*Data extract:*
-- -- --
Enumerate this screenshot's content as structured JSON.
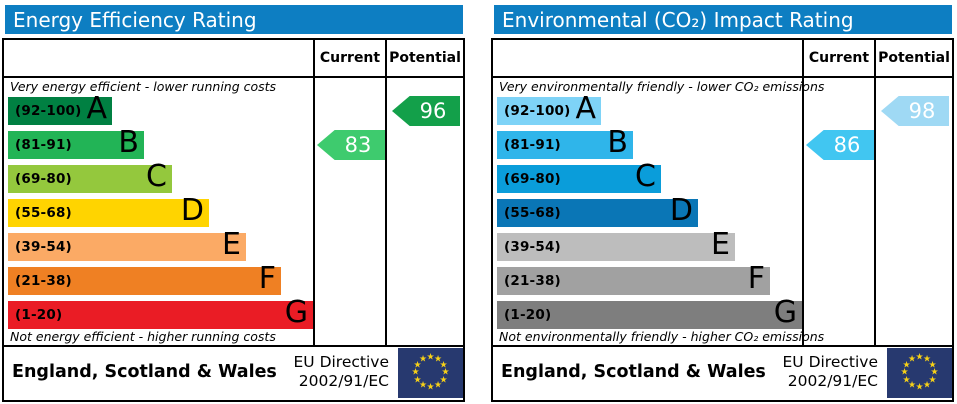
{
  "colors": {
    "header_bg": "#0d7ec2",
    "border": "#000000"
  },
  "eu_flag": {
    "background": "#27396f",
    "star_color": "#f7d117"
  },
  "panels": [
    {
      "title": "Energy Efficiency Rating",
      "columns": {
        "current": "Current",
        "potential": "Potential"
      },
      "top_caption": "Very energy efficient - lower running costs",
      "bottom_caption": "Not energy efficient - higher running costs",
      "bands": [
        {
          "range": "(92-100)",
          "letter": "A",
          "color": "#008042"
        },
        {
          "range": "(81-91)",
          "letter": "B",
          "color": "#22b456"
        },
        {
          "range": "(69-80)",
          "letter": "C",
          "color": "#94c83d"
        },
        {
          "range": "(55-68)",
          "letter": "D",
          "color": "#ffd400"
        },
        {
          "range": "(39-54)",
          "letter": "E",
          "color": "#fbaa65"
        },
        {
          "range": "(21-38)",
          "letter": "F",
          "color": "#ef8023"
        },
        {
          "range": "(1-20)",
          "letter": "G",
          "color": "#ea1c25"
        }
      ],
      "current": {
        "value": "83",
        "color": "#3ecb6e"
      },
      "potential": {
        "value": "96",
        "color": "#13a04a"
      },
      "footer": {
        "region": "England, Scotland & Wales",
        "directive_line1": "EU Directive",
        "directive_line2": "2002/91/EC"
      }
    },
    {
      "title": "Environmental (CO₂) Impact Rating",
      "columns": {
        "current": "Current",
        "potential": "Potential"
      },
      "top_caption": "Very environmentally friendly - lower CO₂ emissions",
      "bottom_caption": "Not environmentally friendly - higher CO₂ emissions",
      "bands": [
        {
          "range": "(92-100)",
          "letter": "A",
          "color": "#7ed3f7"
        },
        {
          "range": "(81-91)",
          "letter": "B",
          "color": "#2fb5ea"
        },
        {
          "range": "(69-80)",
          "letter": "C",
          "color": "#0a9dda"
        },
        {
          "range": "(55-68)",
          "letter": "D",
          "color": "#0a76b6"
        },
        {
          "range": "(39-54)",
          "letter": "E",
          "color": "#bdbdbd"
        },
        {
          "range": "(21-38)",
          "letter": "F",
          "color": "#a1a1a1"
        },
        {
          "range": "(1-20)",
          "letter": "G",
          "color": "#7e7e7e"
        }
      ],
      "current": {
        "value": "86",
        "color": "#41c6f1"
      },
      "potential": {
        "value": "98",
        "color": "#9fd9f4"
      },
      "footer": {
        "region": "England, Scotland & Wales",
        "directive_line1": "EU Directive",
        "directive_line2": "2002/91/EC"
      }
    }
  ],
  "chart_data": [
    {
      "type": "bar",
      "title": "Energy Efficiency Rating",
      "categories": [
        "A (92-100)",
        "B (81-91)",
        "C (69-80)",
        "D (55-68)",
        "E (39-54)",
        "F (21-38)",
        "G (1-20)"
      ],
      "series": [
        {
          "name": "Current",
          "value": 83,
          "band": "B"
        },
        {
          "name": "Potential",
          "value": 96,
          "band": "A"
        }
      ],
      "xlabel": "",
      "ylabel": "",
      "ylim": [
        1,
        100
      ],
      "annotations": [
        "Very energy efficient - lower running costs",
        "Not energy efficient - higher running costs"
      ]
    },
    {
      "type": "bar",
      "title": "Environmental (CO₂) Impact Rating",
      "categories": [
        "A (92-100)",
        "B (81-91)",
        "C (69-80)",
        "D (55-68)",
        "E (39-54)",
        "F (21-38)",
        "G (1-20)"
      ],
      "series": [
        {
          "name": "Current",
          "value": 86,
          "band": "B"
        },
        {
          "name": "Potential",
          "value": 98,
          "band": "A"
        }
      ],
      "xlabel": "",
      "ylabel": "",
      "ylim": [
        1,
        100
      ],
      "annotations": [
        "Very environmentally friendly - lower CO₂ emissions",
        "Not environmentally friendly - higher CO₂ emissions"
      ]
    }
  ]
}
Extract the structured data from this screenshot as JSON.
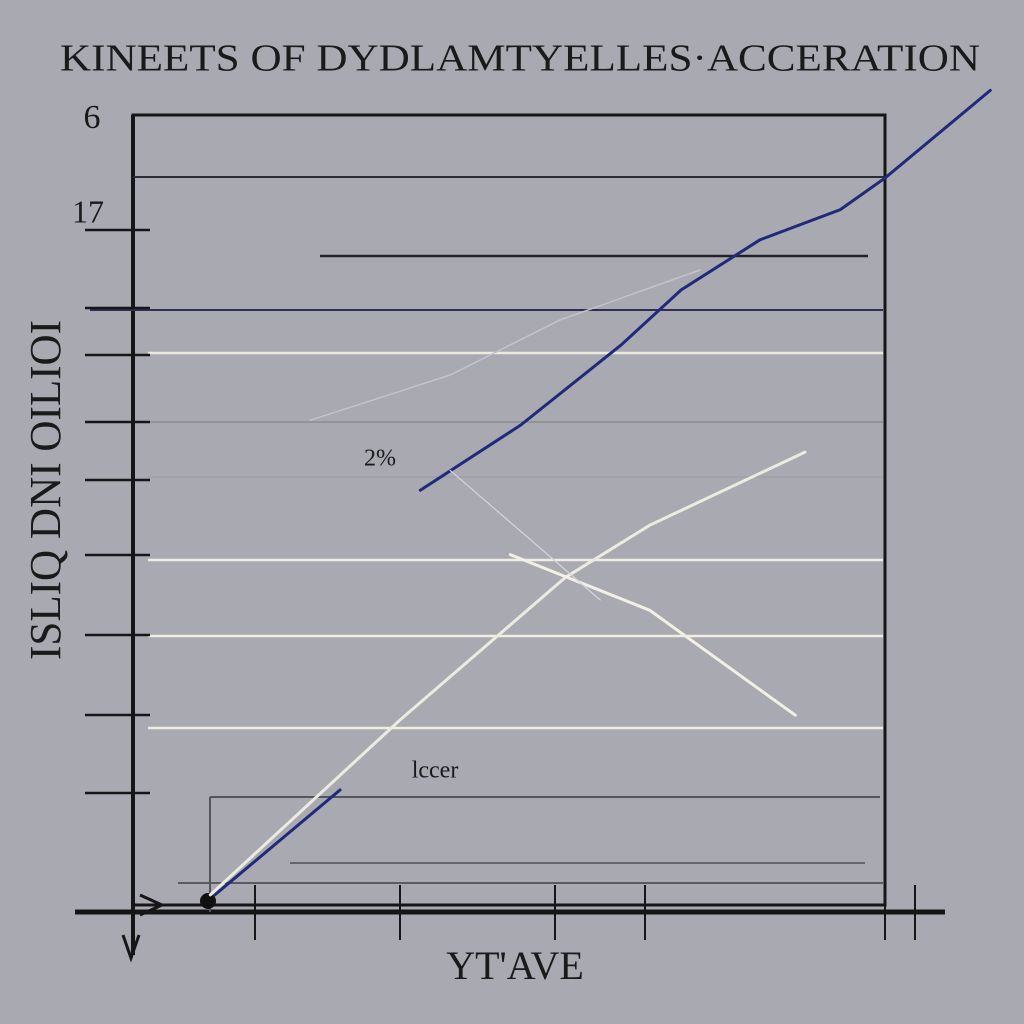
{
  "chart_data": {
    "type": "line",
    "title": "KINEETS OF DYDLAMTYELLES·ACCERATION",
    "x_label": "YT'AVE",
    "y_label": "ISLIQ DNI OILIOI",
    "annotations": [
      "6",
      "17",
      "2%",
      "lccer"
    ],
    "xlim": [
      0,
      115
    ],
    "ylim": [
      0,
      105
    ],
    "series": [
      {
        "color": "#1f2a7a",
        "x": [
          10.9,
          27.6,
          null,
          38.3,
          51.7,
          65.1,
          73.1,
          83.6,
          94.3,
          100.3,
          114.3
        ],
        "values": [
          1.9,
          15.1,
          null,
          52.8,
          61.0,
          71.1,
          78.0,
          84.3,
          88.1,
          92.1,
          103.1
        ]
      },
      {
        "color": "#ecebe0",
        "x": [
          10.3,
          35.6,
          57.6,
          68.9,
          89.6
        ],
        "values": [
          1.9,
          23.9,
          41.8,
          48.4,
          57.6
        ]
      },
      {
        "color": "#f2f0e4",
        "x": [
          50.3,
          68.9,
          88.3
        ],
        "values": [
          44.7,
          37.7,
          24.5
        ]
      },
      {
        "color": "#c4c2cf",
        "x": [
          23.6,
          42.3,
          56.9,
          75.6
        ],
        "values": [
          61.6,
          67.3,
          74.2,
          80.5
        ]
      },
      {
        "color": "#d4d4dc",
        "x": [
          42.3,
          62.3
        ],
        "values": [
          55.3,
          39.0
        ]
      }
    ]
  }
}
-- -- --
Transcribe the listing in full and omit the pictures.

Enumerate this screenshot's content as structured JSON.
{
  "colors": {
    "header_bg": "#0d7ec2",
    "border": "#000000"
  },
  "eu_flag": {
    "background": "#27396f",
    "star_color": "#f7d117"
  },
  "panels": [
    {
      "title": "Energy Efficiency Rating",
      "columns": {
        "current": "Current",
        "potential": "Potential"
      },
      "top_caption": "Very energy efficient - lower running costs",
      "bottom_caption": "Not energy efficient - higher running costs",
      "bands": [
        {
          "range": "(92-100)",
          "letter": "A",
          "color": "#008042"
        },
        {
          "range": "(81-91)",
          "letter": "B",
          "color": "#22b456"
        },
        {
          "range": "(69-80)",
          "letter": "C",
          "color": "#94c83d"
        },
        {
          "range": "(55-68)",
          "letter": "D",
          "color": "#ffd400"
        },
        {
          "range": "(39-54)",
          "letter": "E",
          "color": "#fbaa65"
        },
        {
          "range": "(21-38)",
          "letter": "F",
          "color": "#ef8023"
        },
        {
          "range": "(1-20)",
          "letter": "G",
          "color": "#ea1c25"
        }
      ],
      "current": {
        "value": "83",
        "color": "#3ecb6e"
      },
      "potential": {
        "value": "96",
        "color": "#13a04a"
      },
      "footer": {
        "region": "England, Scotland & Wales",
        "directive_line1": "EU Directive",
        "directive_line2": "2002/91/EC"
      }
    },
    {
      "title": "Environmental (CO₂) Impact Rating",
      "columns": {
        "current": "Current",
        "potential": "Potential"
      },
      "top_caption": "Very environmentally friendly - lower CO₂ emissions",
      "bottom_caption": "Not environmentally friendly - higher CO₂ emissions",
      "bands": [
        {
          "range": "(92-100)",
          "letter": "A",
          "color": "#7ed3f7"
        },
        {
          "range": "(81-91)",
          "letter": "B",
          "color": "#2fb5ea"
        },
        {
          "range": "(69-80)",
          "letter": "C",
          "color": "#0a9dda"
        },
        {
          "range": "(55-68)",
          "letter": "D",
          "color": "#0a76b6"
        },
        {
          "range": "(39-54)",
          "letter": "E",
          "color": "#bdbdbd"
        },
        {
          "range": "(21-38)",
          "letter": "F",
          "color": "#a1a1a1"
        },
        {
          "range": "(1-20)",
          "letter": "G",
          "color": "#7e7e7e"
        }
      ],
      "current": {
        "value": "86",
        "color": "#41c6f1"
      },
      "potential": {
        "value": "98",
        "color": "#9fd9f4"
      },
      "footer": {
        "region": "England, Scotland & Wales",
        "directive_line1": "EU Directive",
        "directive_line2": "2002/91/EC"
      }
    }
  ],
  "chart_data": [
    {
      "type": "bar",
      "title": "Energy Efficiency Rating",
      "categories": [
        "A (92-100)",
        "B (81-91)",
        "C (69-80)",
        "D (55-68)",
        "E (39-54)",
        "F (21-38)",
        "G (1-20)"
      ],
      "series": [
        {
          "name": "Current",
          "value": 83,
          "band": "B"
        },
        {
          "name": "Potential",
          "value": 96,
          "band": "A"
        }
      ],
      "xlabel": "",
      "ylabel": "",
      "ylim": [
        1,
        100
      ],
      "annotations": [
        "Very energy efficient - lower running costs",
        "Not energy efficient - higher running costs"
      ]
    },
    {
      "type": "bar",
      "title": "Environmental (CO₂) Impact Rating",
      "categories": [
        "A (92-100)",
        "B (81-91)",
        "C (69-80)",
        "D (55-68)",
        "E (39-54)",
        "F (21-38)",
        "G (1-20)"
      ],
      "series": [
        {
          "name": "Current",
          "value": 86,
          "band": "B"
        },
        {
          "name": "Potential",
          "value": 98,
          "band": "A"
        }
      ],
      "xlabel": "",
      "ylabel": "",
      "ylim": [
        1,
        100
      ],
      "annotations": [
        "Very environmentally friendly - lower CO₂ emissions",
        "Not environmentally friendly - higher CO₂ emissions"
      ]
    }
  ]
}
Extract the structured data from this screenshot as JSON.
{
  "chart_data": {
    "type": "line",
    "title": "KINEETS OF DYDLAMTYELLES·ACCERATION",
    "x_label": "YT'AVE",
    "y_label": "ISLIQ DNI OILIOI",
    "annotations": [
      "6",
      "17",
      "2%",
      "lccer"
    ],
    "xlim": [
      0,
      115
    ],
    "ylim": [
      0,
      105
    ],
    "series": [
      {
        "color": "#1f2a7a",
        "x": [
          10.9,
          27.6,
          null,
          38.3,
          51.7,
          65.1,
          73.1,
          83.6,
          94.3,
          100.3,
          114.3
        ],
        "values": [
          1.9,
          15.1,
          null,
          52.8,
          61.0,
          71.1,
          78.0,
          84.3,
          88.1,
          92.1,
          103.1
        ]
      },
      {
        "color": "#ecebe0",
        "x": [
          10.3,
          35.6,
          57.6,
          68.9,
          89.6
        ],
        "values": [
          1.9,
          23.9,
          41.8,
          48.4,
          57.6
        ]
      },
      {
        "color": "#f2f0e4",
        "x": [
          50.3,
          68.9,
          88.3
        ],
        "values": [
          44.7,
          37.7,
          24.5
        ]
      },
      {
        "color": "#c4c2cf",
        "x": [
          23.6,
          42.3,
          56.9,
          75.6
        ],
        "values": [
          61.6,
          67.3,
          74.2,
          80.5
        ]
      },
      {
        "color": "#d4d4dc",
        "x": [
          42.3,
          62.3
        ],
        "values": [
          55.3,
          39.0
        ]
      }
    ]
  }
}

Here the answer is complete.